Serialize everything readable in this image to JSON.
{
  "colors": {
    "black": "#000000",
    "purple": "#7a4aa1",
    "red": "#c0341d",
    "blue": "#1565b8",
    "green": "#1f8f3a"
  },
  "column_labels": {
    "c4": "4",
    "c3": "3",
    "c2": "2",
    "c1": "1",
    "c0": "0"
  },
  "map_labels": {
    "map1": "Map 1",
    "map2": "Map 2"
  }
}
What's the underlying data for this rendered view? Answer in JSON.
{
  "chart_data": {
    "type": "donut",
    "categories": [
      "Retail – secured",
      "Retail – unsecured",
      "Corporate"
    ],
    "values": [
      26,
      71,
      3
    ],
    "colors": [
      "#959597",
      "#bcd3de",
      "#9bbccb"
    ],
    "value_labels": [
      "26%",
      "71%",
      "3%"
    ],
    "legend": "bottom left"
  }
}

STATED TASK —
Give the entries once more, exactly as they appear.

COMPLETE OUTPUT —
Serialize everything readable in this image to JSON.
{
  "colors": {
    "black": "#000000",
    "purple": "#7a4aa1",
    "red": "#c0341d",
    "blue": "#1565b8",
    "green": "#1f8f3a"
  },
  "column_labels": {
    "c4": "4",
    "c3": "3",
    "c2": "2",
    "c1": "1",
    "c0": "0"
  },
  "map_labels": {
    "map1": "Map 1",
    "map2": "Map 2"
  }
}
What's the underlying data for this rendered view? Answer in JSON.
{
  "chart_data": {
    "type": "donut",
    "categories": [
      "Retail – secured",
      "Retail – unsecured",
      "Corporate"
    ],
    "values": [
      26,
      71,
      3
    ],
    "colors": [
      "#959597",
      "#bcd3de",
      "#9bbccb"
    ],
    "value_labels": [
      "26%",
      "71%",
      "3%"
    ],
    "legend": "bottom left"
  }
}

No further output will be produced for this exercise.